-- start of Records provided --

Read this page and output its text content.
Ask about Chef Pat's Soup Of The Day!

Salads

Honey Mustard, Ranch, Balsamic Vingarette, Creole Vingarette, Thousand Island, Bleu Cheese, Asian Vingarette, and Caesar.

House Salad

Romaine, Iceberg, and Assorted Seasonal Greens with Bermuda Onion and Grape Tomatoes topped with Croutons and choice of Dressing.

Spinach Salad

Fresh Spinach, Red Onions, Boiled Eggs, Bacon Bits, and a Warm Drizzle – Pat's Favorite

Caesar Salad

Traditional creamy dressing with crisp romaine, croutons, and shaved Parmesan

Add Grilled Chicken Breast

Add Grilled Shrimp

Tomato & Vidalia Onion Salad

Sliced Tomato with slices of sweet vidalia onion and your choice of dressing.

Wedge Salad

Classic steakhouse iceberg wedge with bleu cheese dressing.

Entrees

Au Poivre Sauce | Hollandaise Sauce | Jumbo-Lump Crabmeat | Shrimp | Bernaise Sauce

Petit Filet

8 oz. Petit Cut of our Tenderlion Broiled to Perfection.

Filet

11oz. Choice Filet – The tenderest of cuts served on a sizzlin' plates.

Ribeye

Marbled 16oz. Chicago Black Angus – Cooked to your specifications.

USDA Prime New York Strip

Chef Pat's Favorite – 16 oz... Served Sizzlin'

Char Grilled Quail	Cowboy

-- end of Records provided --

*The task*
Output the records above in their entirety, exactly.

*Full response*
Read this page and output its text content.
Ask about Chef Pat's Soup Of The Day!

Salads

Honey Mustard, Ranch, Balsamic Vingarette, Creole Vingarette, Thousand Island, Bleu Cheese, Asian Vingarette, and Caesar.

House Salad

Romaine, Iceberg, and Assorted Seasonal Greens with Bermuda Onion and Grape Tomatoes topped with Croutons and choice of Dressing.

Spinach Salad

Fresh Spinach, Red Onions, Boiled Eggs, Bacon Bits, and a Warm Drizzle – Pat's Favorite

Caesar Salad

Traditional creamy dressing with crisp romaine, croutons, and shaved Parmesan

Add Grilled Chicken Breast

Add Grilled Shrimp

Tomato & Vidalia Onion Salad

Sliced Tomato with slices of sweet vidalia onion and your choice of dressing.

Wedge Salad

Classic steakhouse iceberg wedge with bleu cheese dressing.

Entrees

Au Poivre Sauce | Hollandaise Sauce | Jumbo-Lump Crabmeat | Shrimp | Bernaise Sauce

Petit Filet

8 oz. Petit Cut of our Tenderlion Broiled to Perfection.

Filet

11oz. Choice Filet – The tenderest of cuts served on a sizzlin' plates.

Ribeye

Marbled 16oz. Chicago Black Angus – Cooked to your specifications.

USDA Prime New York Strip

Chef Pat's Favorite – 16 oz... Served Sizzlin'

Char Grilled Quail	Cowboy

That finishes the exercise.